→ What needs to be done: Exactly reproduce the entries, dropping any pictures from your copy.

▬▬▬▬▬▬▬▬▬▬

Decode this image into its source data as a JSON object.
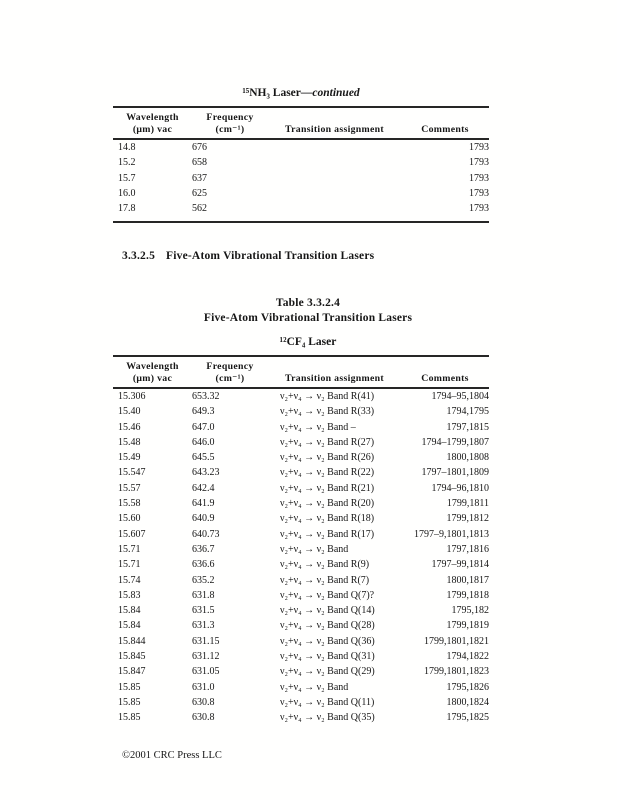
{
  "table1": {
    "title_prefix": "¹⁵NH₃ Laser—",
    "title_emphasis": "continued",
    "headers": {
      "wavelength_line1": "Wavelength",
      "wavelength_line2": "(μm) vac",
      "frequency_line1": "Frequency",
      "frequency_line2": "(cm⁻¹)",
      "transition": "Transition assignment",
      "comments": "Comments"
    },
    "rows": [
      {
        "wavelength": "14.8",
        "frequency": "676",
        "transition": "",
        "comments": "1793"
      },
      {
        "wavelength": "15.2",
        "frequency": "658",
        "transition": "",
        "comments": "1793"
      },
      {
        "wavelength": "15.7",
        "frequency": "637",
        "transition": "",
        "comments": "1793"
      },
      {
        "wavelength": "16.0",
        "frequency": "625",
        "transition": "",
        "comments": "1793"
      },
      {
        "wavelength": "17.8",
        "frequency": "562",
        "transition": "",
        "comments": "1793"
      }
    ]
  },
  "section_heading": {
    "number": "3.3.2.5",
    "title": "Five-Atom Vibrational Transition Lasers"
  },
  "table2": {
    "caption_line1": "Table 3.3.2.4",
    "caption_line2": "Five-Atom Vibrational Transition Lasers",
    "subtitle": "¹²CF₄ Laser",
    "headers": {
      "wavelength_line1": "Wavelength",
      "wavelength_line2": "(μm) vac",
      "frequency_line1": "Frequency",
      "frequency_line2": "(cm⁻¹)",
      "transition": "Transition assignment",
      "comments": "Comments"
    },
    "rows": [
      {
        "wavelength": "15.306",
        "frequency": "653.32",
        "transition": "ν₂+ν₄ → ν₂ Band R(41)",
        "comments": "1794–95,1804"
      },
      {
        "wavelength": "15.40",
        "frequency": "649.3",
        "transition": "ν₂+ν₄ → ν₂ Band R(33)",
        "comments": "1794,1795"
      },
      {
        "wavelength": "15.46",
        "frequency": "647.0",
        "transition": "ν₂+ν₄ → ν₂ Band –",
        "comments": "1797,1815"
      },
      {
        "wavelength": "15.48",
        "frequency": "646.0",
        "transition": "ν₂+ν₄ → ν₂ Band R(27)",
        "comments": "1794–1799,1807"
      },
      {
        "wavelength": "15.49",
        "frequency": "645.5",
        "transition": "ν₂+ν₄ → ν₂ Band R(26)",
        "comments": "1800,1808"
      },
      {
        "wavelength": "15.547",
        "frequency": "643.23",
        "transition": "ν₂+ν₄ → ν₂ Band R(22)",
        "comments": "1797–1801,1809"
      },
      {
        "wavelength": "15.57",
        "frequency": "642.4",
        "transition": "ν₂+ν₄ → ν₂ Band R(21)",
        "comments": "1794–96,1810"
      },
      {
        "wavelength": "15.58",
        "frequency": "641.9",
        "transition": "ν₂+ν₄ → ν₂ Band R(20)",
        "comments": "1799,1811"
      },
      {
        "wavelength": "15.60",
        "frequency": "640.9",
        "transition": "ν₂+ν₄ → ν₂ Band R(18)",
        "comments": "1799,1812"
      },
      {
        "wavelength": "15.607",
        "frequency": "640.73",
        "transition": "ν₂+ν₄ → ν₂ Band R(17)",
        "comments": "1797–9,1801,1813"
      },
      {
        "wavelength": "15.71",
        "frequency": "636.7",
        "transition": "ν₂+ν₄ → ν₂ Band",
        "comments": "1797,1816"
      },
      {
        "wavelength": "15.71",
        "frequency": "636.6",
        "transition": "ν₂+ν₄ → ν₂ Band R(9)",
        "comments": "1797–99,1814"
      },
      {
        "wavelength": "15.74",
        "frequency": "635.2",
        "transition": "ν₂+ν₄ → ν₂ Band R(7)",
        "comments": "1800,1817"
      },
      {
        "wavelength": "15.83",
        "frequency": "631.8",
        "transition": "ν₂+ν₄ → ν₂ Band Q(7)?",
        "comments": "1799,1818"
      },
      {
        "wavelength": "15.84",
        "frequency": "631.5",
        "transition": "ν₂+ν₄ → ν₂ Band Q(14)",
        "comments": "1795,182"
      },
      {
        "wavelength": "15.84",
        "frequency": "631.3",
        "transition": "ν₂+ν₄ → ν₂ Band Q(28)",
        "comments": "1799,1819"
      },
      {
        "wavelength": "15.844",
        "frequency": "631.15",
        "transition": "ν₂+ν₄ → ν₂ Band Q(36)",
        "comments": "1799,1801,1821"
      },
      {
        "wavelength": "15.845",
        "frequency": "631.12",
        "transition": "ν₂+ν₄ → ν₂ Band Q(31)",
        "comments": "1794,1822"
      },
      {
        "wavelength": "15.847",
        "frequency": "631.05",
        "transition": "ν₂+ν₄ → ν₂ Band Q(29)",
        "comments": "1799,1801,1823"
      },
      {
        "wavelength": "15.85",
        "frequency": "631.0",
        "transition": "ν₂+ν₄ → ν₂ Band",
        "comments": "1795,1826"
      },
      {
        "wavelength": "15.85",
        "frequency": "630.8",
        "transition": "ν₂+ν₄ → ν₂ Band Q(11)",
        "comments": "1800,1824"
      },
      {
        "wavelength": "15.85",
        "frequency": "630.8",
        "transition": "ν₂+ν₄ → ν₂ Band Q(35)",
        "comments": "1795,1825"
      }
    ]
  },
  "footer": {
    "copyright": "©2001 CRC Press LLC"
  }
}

▬▬▬▬▬▬▬▬▬▬

→ Completed task:
Decode this image into its source data as a JSON object.
{
  "table1": {
    "title_prefix": "¹⁵NH₃ Laser—",
    "title_emphasis": "continued",
    "headers": {
      "wavelength_line1": "Wavelength",
      "wavelength_line2": "(μm) vac",
      "frequency_line1": "Frequency",
      "frequency_line2": "(cm⁻¹)",
      "transition": "Transition assignment",
      "comments": "Comments"
    },
    "rows": [
      {
        "wavelength": "14.8",
        "frequency": "676",
        "transition": "",
        "comments": "1793"
      },
      {
        "wavelength": "15.2",
        "frequency": "658",
        "transition": "",
        "comments": "1793"
      },
      {
        "wavelength": "15.7",
        "frequency": "637",
        "transition": "",
        "comments": "1793"
      },
      {
        "wavelength": "16.0",
        "frequency": "625",
        "transition": "",
        "comments": "1793"
      },
      {
        "wavelength": "17.8",
        "frequency": "562",
        "transition": "",
        "comments": "1793"
      }
    ]
  },
  "section_heading": {
    "number": "3.3.2.5",
    "title": "Five-Atom Vibrational Transition Lasers"
  },
  "table2": {
    "caption_line1": "Table 3.3.2.4",
    "caption_line2": "Five-Atom Vibrational Transition Lasers",
    "subtitle": "¹²CF₄ Laser",
    "headers": {
      "wavelength_line1": "Wavelength",
      "wavelength_line2": "(μm) vac",
      "frequency_line1": "Frequency",
      "frequency_line2": "(cm⁻¹)",
      "transition": "Transition assignment",
      "comments": "Comments"
    },
    "rows": [
      {
        "wavelength": "15.306",
        "frequency": "653.32",
        "transition": "ν₂+ν₄ → ν₂ Band R(41)",
        "comments": "1794–95,1804"
      },
      {
        "wavelength": "15.40",
        "frequency": "649.3",
        "transition": "ν₂+ν₄ → ν₂ Band R(33)",
        "comments": "1794,1795"
      },
      {
        "wavelength": "15.46",
        "frequency": "647.0",
        "transition": "ν₂+ν₄ → ν₂ Band –",
        "comments": "1797,1815"
      },
      {
        "wavelength": "15.48",
        "frequency": "646.0",
        "transition": "ν₂+ν₄ → ν₂ Band R(27)",
        "comments": "1794–1799,1807"
      },
      {
        "wavelength": "15.49",
        "frequency": "645.5",
        "transition": "ν₂+ν₄ → ν₂ Band R(26)",
        "comments": "1800,1808"
      },
      {
        "wavelength": "15.547",
        "frequency": "643.23",
        "transition": "ν₂+ν₄ → ν₂ Band R(22)",
        "comments": "1797–1801,1809"
      },
      {
        "wavelength": "15.57",
        "frequency": "642.4",
        "transition": "ν₂+ν₄ → ν₂ Band R(21)",
        "comments": "1794–96,1810"
      },
      {
        "wavelength": "15.58",
        "frequency": "641.9",
        "transition": "ν₂+ν₄ → ν₂ Band R(20)",
        "comments": "1799,1811"
      },
      {
        "wavelength": "15.60",
        "frequency": "640.9",
        "transition": "ν₂+ν₄ → ν₂ Band R(18)",
        "comments": "1799,1812"
      },
      {
        "wavelength": "15.607",
        "frequency": "640.73",
        "transition": "ν₂+ν₄ → ν₂ Band R(17)",
        "comments": "1797–9,1801,1813"
      },
      {
        "wavelength": "15.71",
        "frequency": "636.7",
        "transition": "ν₂+ν₄ → ν₂ Band",
        "comments": "1797,1816"
      },
      {
        "wavelength": "15.71",
        "frequency": "636.6",
        "transition": "ν₂+ν₄ → ν₂ Band R(9)",
        "comments": "1797–99,1814"
      },
      {
        "wavelength": "15.74",
        "frequency": "635.2",
        "transition": "ν₂+ν₄ → ν₂ Band R(7)",
        "comments": "1800,1817"
      },
      {
        "wavelength": "15.83",
        "frequency": "631.8",
        "transition": "ν₂+ν₄ → ν₂ Band Q(7)?",
        "comments": "1799,1818"
      },
      {
        "wavelength": "15.84",
        "frequency": "631.5",
        "transition": "ν₂+ν₄ → ν₂ Band Q(14)",
        "comments": "1795,182"
      },
      {
        "wavelength": "15.84",
        "frequency": "631.3",
        "transition": "ν₂+ν₄ → ν₂ Band Q(28)",
        "comments": "1799,1819"
      },
      {
        "wavelength": "15.844",
        "frequency": "631.15",
        "transition": "ν₂+ν₄ → ν₂ Band Q(36)",
        "comments": "1799,1801,1821"
      },
      {
        "wavelength": "15.845",
        "frequency": "631.12",
        "transition": "ν₂+ν₄ → ν₂ Band Q(31)",
        "comments": "1794,1822"
      },
      {
        "wavelength": "15.847",
        "frequency": "631.05",
        "transition": "ν₂+ν₄ → ν₂ Band Q(29)",
        "comments": "1799,1801,1823"
      },
      {
        "wavelength": "15.85",
        "frequency": "631.0",
        "transition": "ν₂+ν₄ → ν₂ Band",
        "comments": "1795,1826"
      },
      {
        "wavelength": "15.85",
        "frequency": "630.8",
        "transition": "ν₂+ν₄ → ν₂ Band Q(11)",
        "comments": "1800,1824"
      },
      {
        "wavelength": "15.85",
        "frequency": "630.8",
        "transition": "ν₂+ν₄ → ν₂ Band Q(35)",
        "comments": "1795,1825"
      }
    ]
  },
  "footer": {
    "copyright": "©2001 CRC Press LLC"
  }
}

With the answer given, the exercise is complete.